## Exercise objective
Give the number of lines in the entries that contain "поселение". State only the count.
○ ○ ○
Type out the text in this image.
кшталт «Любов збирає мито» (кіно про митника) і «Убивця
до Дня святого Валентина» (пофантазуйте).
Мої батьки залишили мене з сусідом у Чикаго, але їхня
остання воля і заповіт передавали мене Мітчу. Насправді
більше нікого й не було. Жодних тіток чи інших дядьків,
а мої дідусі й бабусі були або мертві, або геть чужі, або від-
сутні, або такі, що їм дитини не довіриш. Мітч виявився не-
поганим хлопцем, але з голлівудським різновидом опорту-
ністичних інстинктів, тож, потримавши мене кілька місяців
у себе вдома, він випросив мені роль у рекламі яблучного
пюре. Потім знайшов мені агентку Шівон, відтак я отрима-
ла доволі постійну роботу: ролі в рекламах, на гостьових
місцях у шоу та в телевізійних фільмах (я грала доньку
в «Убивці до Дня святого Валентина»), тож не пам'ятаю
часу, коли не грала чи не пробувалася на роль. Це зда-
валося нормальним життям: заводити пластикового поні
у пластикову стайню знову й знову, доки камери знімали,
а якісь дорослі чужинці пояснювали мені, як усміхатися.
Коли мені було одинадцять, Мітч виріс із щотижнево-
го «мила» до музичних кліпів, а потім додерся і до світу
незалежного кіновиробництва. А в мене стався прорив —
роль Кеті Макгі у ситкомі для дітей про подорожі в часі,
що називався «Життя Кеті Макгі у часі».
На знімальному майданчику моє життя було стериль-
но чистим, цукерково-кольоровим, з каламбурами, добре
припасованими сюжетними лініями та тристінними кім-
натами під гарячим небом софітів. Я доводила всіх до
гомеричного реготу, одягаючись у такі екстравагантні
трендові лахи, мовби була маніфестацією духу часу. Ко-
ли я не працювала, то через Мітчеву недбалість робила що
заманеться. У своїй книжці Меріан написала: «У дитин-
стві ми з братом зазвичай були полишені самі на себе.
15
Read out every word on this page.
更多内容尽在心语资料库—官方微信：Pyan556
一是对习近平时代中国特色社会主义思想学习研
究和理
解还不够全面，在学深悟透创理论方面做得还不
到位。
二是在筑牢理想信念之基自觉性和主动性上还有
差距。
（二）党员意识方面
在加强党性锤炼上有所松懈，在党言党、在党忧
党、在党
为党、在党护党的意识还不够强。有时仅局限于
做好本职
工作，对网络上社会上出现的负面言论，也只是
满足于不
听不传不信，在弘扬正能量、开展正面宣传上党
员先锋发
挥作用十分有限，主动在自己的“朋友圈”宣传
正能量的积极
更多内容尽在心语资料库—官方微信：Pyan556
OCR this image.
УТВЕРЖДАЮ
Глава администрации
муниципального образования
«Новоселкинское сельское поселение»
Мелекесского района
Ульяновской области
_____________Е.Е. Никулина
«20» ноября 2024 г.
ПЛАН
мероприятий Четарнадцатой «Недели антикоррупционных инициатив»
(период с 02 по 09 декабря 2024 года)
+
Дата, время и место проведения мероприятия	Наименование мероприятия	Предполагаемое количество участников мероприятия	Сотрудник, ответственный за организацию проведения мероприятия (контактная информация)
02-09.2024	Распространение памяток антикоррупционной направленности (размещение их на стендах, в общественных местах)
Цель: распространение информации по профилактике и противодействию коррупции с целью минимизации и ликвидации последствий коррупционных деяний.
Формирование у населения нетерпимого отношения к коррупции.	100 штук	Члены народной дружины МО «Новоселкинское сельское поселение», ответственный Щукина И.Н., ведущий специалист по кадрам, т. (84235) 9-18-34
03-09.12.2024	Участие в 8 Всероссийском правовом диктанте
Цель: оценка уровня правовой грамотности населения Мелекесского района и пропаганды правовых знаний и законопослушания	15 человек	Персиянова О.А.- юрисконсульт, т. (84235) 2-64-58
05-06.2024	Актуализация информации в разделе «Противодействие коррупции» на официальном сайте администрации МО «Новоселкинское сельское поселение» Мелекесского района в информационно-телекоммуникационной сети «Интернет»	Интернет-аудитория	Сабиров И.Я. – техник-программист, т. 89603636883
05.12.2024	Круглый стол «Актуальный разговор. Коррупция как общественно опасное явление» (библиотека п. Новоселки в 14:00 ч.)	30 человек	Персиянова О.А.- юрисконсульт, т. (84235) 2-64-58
○ ○ ○
## Final answer
3